## Goal
Output all lines exactly.

## Information given

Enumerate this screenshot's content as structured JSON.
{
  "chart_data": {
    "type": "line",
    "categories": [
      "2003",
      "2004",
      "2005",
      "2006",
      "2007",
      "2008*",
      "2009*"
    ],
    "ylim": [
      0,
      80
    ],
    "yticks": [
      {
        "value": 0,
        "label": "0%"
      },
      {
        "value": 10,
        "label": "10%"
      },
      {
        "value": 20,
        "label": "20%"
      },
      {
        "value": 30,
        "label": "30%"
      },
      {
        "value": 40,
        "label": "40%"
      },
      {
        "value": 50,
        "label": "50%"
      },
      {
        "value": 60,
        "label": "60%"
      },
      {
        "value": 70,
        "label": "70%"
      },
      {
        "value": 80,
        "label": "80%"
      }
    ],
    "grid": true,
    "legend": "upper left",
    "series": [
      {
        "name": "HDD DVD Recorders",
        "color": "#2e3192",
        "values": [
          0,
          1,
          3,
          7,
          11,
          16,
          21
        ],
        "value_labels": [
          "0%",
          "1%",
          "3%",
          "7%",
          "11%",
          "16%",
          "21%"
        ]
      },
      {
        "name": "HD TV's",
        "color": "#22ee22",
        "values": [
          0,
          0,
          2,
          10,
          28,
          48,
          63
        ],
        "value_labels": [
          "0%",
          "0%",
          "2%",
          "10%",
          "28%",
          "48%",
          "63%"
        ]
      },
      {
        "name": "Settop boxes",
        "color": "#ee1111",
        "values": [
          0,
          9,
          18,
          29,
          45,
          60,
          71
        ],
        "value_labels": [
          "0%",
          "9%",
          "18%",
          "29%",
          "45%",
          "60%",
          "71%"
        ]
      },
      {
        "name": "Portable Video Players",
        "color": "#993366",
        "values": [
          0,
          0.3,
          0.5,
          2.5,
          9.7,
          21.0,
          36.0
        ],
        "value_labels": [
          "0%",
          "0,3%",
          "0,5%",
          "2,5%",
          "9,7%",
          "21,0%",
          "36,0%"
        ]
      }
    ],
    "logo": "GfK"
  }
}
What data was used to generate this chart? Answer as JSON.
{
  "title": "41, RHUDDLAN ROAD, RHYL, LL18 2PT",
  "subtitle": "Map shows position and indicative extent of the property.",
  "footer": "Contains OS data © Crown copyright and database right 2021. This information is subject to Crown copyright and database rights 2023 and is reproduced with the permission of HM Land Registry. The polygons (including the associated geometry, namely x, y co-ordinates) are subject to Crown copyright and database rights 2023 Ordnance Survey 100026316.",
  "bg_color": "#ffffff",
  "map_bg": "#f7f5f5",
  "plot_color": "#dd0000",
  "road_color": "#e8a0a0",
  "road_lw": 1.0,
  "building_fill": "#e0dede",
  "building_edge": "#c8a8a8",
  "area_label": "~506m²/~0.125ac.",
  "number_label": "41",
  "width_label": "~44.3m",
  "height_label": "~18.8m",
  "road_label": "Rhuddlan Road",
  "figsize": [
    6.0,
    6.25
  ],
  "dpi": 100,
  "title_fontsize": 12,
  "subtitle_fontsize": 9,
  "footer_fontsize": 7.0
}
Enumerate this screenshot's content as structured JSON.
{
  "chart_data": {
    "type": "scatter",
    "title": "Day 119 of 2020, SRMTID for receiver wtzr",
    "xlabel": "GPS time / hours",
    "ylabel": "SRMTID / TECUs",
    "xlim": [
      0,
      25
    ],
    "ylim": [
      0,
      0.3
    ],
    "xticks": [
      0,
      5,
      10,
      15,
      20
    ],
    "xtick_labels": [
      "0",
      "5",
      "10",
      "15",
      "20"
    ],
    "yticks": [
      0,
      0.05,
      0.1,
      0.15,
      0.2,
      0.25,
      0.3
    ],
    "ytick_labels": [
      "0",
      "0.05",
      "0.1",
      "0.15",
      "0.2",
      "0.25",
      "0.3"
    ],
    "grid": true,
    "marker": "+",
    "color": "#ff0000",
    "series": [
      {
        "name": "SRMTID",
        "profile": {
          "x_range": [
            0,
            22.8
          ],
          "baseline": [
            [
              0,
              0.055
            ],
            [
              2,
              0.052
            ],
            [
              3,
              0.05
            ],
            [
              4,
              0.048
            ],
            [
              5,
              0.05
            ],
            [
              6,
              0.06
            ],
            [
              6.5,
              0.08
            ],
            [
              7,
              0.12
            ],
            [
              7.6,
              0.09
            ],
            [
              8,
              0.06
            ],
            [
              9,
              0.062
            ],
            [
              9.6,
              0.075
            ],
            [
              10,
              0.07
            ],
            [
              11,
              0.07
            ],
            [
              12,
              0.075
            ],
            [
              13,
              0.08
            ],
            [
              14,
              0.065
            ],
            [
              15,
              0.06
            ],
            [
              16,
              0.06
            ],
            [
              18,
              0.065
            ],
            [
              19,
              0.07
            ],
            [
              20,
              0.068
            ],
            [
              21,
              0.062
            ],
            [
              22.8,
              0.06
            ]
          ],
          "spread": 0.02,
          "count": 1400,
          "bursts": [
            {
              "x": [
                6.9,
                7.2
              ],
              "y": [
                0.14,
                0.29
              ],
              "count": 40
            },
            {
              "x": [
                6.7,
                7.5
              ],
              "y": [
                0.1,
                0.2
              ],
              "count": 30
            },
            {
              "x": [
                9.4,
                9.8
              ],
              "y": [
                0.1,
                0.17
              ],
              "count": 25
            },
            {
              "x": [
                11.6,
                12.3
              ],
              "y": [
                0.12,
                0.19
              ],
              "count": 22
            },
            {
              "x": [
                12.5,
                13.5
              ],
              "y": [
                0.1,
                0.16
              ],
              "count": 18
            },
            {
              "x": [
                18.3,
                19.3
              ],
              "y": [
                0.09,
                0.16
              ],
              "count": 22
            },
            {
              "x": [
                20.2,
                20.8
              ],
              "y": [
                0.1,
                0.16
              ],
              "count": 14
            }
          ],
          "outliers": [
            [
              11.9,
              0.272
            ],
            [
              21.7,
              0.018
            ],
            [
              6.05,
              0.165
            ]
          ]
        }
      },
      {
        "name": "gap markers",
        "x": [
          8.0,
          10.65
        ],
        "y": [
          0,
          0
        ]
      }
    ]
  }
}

## Output of the task
Enumerate this screenshot's content as structured JSON.
{
  "chart_data": {
    "type": "line",
    "categories": [
      "2003",
      "2004",
      "2005",
      "2006",
      "2007",
      "2008*",
      "2009*"
    ],
    "ylim": [
      0,
      80
    ],
    "yticks": [
      {
        "value": 0,
        "label": "0%"
      },
      {
        "value": 10,
        "label": "10%"
      },
      {
        "value": 20,
        "label": "20%"
      },
      {
        "value": 30,
        "label": "30%"
      },
      {
        "value": 40,
        "label": "40%"
      },
      {
        "value": 50,
        "label": "50%"
      },
      {
        "value": 60,
        "label": "60%"
      },
      {
        "value": 70,
        "label": "70%"
      },
      {
        "value": 80,
        "label": "80%"
      }
    ],
    "grid": true,
    "legend": "upper left",
    "series": [
      {
        "name": "HDD DVD Recorders",
        "color": "#2e3192",
        "values": [
          0,
          1,
          3,
          7,
          11,
          16,
          21
        ],
        "value_labels": [
          "0%",
          "1%",
          "3%",
          "7%",
          "11%",
          "16%",
          "21%"
        ]
      },
      {
        "name": "HD TV's",
        "color": "#22ee22",
        "values": [
          0,
          0,
          2,
          10,
          28,
          48,
          63
        ],
        "value_labels": [
          "0%",
          "0%",
          "2%",
          "10%",
          "28%",
          "48%",
          "63%"
        ]
      },
      {
        "name": "Settop boxes",
        "color": "#ee1111",
        "values": [
          0,
          9,
          18,
          29,
          45,
          60,
          71
        ],
        "value_labels": [
          "0%",
          "9%",
          "18%",
          "29%",
          "45%",
          "60%",
          "71%"
        ]
      },
      {
        "name": "Portable Video Players",
        "color": "#993366",
        "values": [
          0,
          0.3,
          0.5,
          2.5,
          9.7,
          21.0,
          36.0
        ],
        "value_labels": [
          "0%",
          "0,3%",
          "0,5%",
          "2,5%",
          "9,7%",
          "21,0%",
          "36,0%"
        ]
      }
    ],
    "logo": "GfK"
  }
}
What data was used to generate this chart? Answer as JSON.
{
  "title": "41, RHUDDLAN ROAD, RHYL, LL18 2PT",
  "subtitle": "Map shows position and indicative extent of the property.",
  "footer": "Contains OS data © Crown copyright and database right 2021. This information is subject to Crown copyright and database rights 2023 and is reproduced with the permission of HM Land Registry. The polygons (including the associated geometry, namely x, y co-ordinates) are subject to Crown copyright and database rights 2023 Ordnance Survey 100026316.",
  "bg_color": "#ffffff",
  "map_bg": "#f7f5f5",
  "plot_color": "#dd0000",
  "road_color": "#e8a0a0",
  "road_lw": 1.0,
  "building_fill": "#e0dede",
  "building_edge": "#c8a8a8",
  "area_label": "~506m²/~0.125ac.",
  "number_label": "41",
  "width_label": "~44.3m",
  "height_label": "~18.8m",
  "road_label": "Rhuddlan Road",
  "figsize": [
    6.0,
    6.25
  ],
  "dpi": 100,
  "title_fontsize": 12,
  "subtitle_fontsize": 9,
  "footer_fontsize": 7.0
}
Enumerate this screenshot's content as structured JSON.
{
  "chart_data": {
    "type": "scatter",
    "title": "Day 119 of 2020, SRMTID for receiver wtzr",
    "xlabel": "GPS time / hours",
    "ylabel": "SRMTID / TECUs",
    "xlim": [
      0,
      25
    ],
    "ylim": [
      0,
      0.3
    ],
    "xticks": [
      0,
      5,
      10,
      15,
      20
    ],
    "xtick_labels": [
      "0",
      "5",
      "10",
      "15",
      "20"
    ],
    "yticks": [
      0,
      0.05,
      0.1,
      0.15,
      0.2,
      0.25,
      0.3
    ],
    "ytick_labels": [
      "0",
      "0.05",
      "0.1",
      "0.15",
      "0.2",
      "0.25",
      "0.3"
    ],
    "grid": true,
    "marker": "+",
    "color": "#ff0000",
    "series": [
      {
        "name": "SRMTID",
        "profile": {
          "x_range": [
            0,
            22.8
          ],
          "baseline": [
            [
              0,
              0.055
            ],
            [
              2,
              0.052
            ],
            [
              3,
              0.05
            ],
            [
              4,
              0.048
            ],
            [
              5,
              0.05
            ],
            [
              6,
              0.06
            ],
            [
              6.5,
              0.08
            ],
            [
              7,
              0.12
            ],
            [
              7.6,
              0.09
            ],
            [
              8,
              0.06
            ],
            [
              9,
              0.062
            ],
            [
              9.6,
              0.075
            ],
            [
              10,
              0.07
            ],
            [
              11,
              0.07
            ],
            [
              12,
              0.075
            ],
            [
              13,
              0.08
            ],
            [
              14,
              0.065
            ],
            [
              15,
              0.06
            ],
            [
              16,
              0.06
            ],
            [
              18,
              0.065
            ],
            [
              19,
              0.07
            ],
            [
              20,
              0.068
            ],
            [
              21,
              0.062
            ],
            [
              22.8,
              0.06
            ]
          ],
          "spread": 0.02,
          "count": 1400,
          "bursts": [
            {
              "x": [
                6.9,
                7.2
              ],
              "y": [
                0.14,
                0.29
              ],
              "count": 40
            },
            {
              "x": [
                6.7,
                7.5
              ],
              "y": [
                0.1,
                0.2
              ],
              "count": 30
            },
            {
              "x": [
                9.4,
                9.8
              ],
              "y": [
                0.1,
                0.17
              ],
              "count": 25
            },
            {
              "x": [
                11.6,
                12.3
              ],
              "y": [
                0.12,
                0.19
              ],
              "count": 22
            },
            {
              "x": [
                12.5,
                13.5
              ],
              "y": [
                0.1,
                0.16
              ],
              "count": 18
            },
            {
              "x": [
                18.3,
                19.3
              ],
              "y": [
                0.09,
                0.16
              ],
              "count": 22
            },
            {
              "x": [
                20.2,
                20.8
              ],
              "y": [
                0.1,
                0.16
              ],
              "count": 14
            }
          ],
          "outliers": [
            [
              11.9,
              0.272
            ],
            [
              21.7,
              0.018
            ],
            [
              6.05,
              0.165
            ]
          ]
        }
      },
      {
        "name": "gap markers",
        "x": [
          8.0,
          10.65
        ],
        "y": [
          0,
          0
        ]
      }
    ]
  }
}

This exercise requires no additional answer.